[Lesetext]:
────────

Es sind Veranstaltungen wie diese, die das Leben auf dem Land lebenswert machen.
Wenn es schon kein Kino und keine Konzerthalle gibt, dann wenigstens einen irischen
Krimiabend.
Schwimmbad und
Sportplatz gibt es in meinem Heimatdorf auch – aber nur, weil es Unternehmen
gibt, die Steuern zahlen. Und zwar dort, wo sie Umsatz machen. Amazon gehört da
leider nicht dazu.
Viele Menschen
kaufen Ihre Bücher und sonstigen Kram trotzdem lieber bei Amazon. Weil es so
schön bequem ist. Und weil sie scheinbar viel Geld sparen (was bei Büchern ja
überhaupt nicht zutrifft, Stichwort Buchpreisbindung). Und weil sie scheinbar
Zeit sparen (wie oft sind Sie schon am Postschalter in der Schlange gestanden,
um ein online bestelltes Päckchen abzuholen?). Und weil ihnen Datenschutz
völlig schnuppe ist (haben Sie schonmal bei „Liste finden“ auf Amazon die
Mailadressen von Freunden und Verwandten eingegeben?)**.
Wenn man seine
Bücher und Klamotten und Damenbinden und Olivenöl und Funklautsprecher bei
Amazon kauft, dann hat man zwar teilweise einen persönlichen Nutzen. Aber man trägt
aktiv zur Verödung der Innenstädte bei. Und zu den nervigen Lieferfahrzeugen,
die ständig die Fahrradspur vollparken. Man sorgt dafür, dass kleine
Innenstadtgeschäfte durch gesichtslose Lagerhallen auf der grünen Wiese ersetzt
werden. Und dafür, dass Verkäuferinnen und Schauwerbegestalter ihren Job verlieren. Dafür, dass Bücher und andere Produkte nur noch gerankt
und vermessen und ausgewertet werden – und nicht mehr geliebt und geschätzt.
Kurzum: Dafür, dass unser Sozialleben immer häufiger mit einem A beginnt.
Die Konsumenten
haben die Macht. Sie entscheiden, ob sich ein Einkaufszentrum rentiert und ob der
kleine Laden um die Ecke überlebt. Ob wir unser Leben im Cyberspace verbringen
wollen oder in einem attraktiven öffentlichen Raum. In Amerika mit seinen
pervertierten großflächigen Einzelhandelsstrukturen betreibt Amazon
mittlerweile sogar automatische Supermärkte, bei denen die Lebensmittel, die
man in den Einkaufskorb legt, automatisch abgerechnet werden. Und alle
Kassiererinnen arbeitslos sind. Andere finden das genial, ich finde das
asozial. Wenn es in unserem Leben nur um eine algorithmisierte Rationalität
ginge, dann könnten wir uns gleich durch Roboter substituieren lassen.

────────

[Aufgabe]: Gib aus dem Lesetext den Abschnitt von „Wenn man seine“ bis einschließlich „einem A beginnt.“ wörtlich aus.

────────

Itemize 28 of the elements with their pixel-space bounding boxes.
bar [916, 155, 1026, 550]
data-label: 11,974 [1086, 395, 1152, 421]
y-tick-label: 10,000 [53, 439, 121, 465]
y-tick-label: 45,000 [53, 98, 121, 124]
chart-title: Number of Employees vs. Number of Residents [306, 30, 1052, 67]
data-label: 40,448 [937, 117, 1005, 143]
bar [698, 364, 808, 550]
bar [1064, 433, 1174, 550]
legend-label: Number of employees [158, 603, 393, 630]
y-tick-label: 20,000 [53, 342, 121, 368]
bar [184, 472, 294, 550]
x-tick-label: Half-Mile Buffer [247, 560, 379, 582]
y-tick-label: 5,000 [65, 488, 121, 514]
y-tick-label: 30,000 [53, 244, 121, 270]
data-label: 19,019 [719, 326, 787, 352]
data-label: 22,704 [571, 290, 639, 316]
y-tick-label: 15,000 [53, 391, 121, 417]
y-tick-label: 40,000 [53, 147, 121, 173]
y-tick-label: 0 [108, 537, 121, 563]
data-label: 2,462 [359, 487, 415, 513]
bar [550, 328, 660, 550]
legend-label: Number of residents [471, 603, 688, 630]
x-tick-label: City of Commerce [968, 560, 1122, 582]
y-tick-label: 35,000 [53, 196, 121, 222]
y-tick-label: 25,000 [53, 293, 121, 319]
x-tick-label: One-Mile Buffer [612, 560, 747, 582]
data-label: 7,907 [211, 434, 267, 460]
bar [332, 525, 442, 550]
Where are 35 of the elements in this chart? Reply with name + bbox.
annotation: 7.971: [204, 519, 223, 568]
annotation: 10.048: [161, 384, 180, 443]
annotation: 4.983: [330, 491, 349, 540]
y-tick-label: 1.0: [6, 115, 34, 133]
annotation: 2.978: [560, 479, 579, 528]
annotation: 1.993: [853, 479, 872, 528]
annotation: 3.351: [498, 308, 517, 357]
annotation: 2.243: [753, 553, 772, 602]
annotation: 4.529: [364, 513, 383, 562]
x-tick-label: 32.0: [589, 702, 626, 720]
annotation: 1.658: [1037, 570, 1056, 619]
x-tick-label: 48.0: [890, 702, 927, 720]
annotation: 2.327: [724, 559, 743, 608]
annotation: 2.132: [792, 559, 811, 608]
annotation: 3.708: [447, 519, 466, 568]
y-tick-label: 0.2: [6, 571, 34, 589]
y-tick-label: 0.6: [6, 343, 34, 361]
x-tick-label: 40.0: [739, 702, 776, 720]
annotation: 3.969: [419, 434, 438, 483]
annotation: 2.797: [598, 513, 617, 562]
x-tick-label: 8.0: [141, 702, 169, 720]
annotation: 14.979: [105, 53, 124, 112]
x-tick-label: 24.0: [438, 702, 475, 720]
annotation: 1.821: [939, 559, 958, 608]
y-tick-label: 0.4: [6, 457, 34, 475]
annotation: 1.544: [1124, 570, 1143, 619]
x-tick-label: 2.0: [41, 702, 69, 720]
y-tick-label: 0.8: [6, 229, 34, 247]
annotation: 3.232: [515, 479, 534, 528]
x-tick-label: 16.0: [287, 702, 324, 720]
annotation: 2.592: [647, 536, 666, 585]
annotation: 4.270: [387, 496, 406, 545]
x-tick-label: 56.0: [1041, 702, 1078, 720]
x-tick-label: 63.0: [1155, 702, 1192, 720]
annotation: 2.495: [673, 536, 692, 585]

────────

[Lösung]:
Wenn man seine
Bücher und Klamotten und Damenbinden und Olivenöl und Funklautsprecher bei
Amazon kauft, dann hat man zwar teilweise einen persönlichen Nutzen. Aber man trägt
aktiv zur Verödung der Innenstädte bei. Und zu den nervigen Lieferfahrzeugen,
die ständig die Fahrradspur vollparken. Man sorgt dafür, dass kleine
Innenstadtgeschäfte durch gesichtslose Lagerhallen auf der grünen Wiese ersetzt
werden. Und dafür, dass Verkäuferinnen und Schauwerbegestalter ihren Job verlieren. Dafür, dass Bücher und andere Produkte nur noch gerankt
und vermessen und ausgewertet werden – und nicht mehr geliebt und geschätzt.
Kurzum: Dafür, dass unser Sozialleben immer häufiger mit einem A beginnt.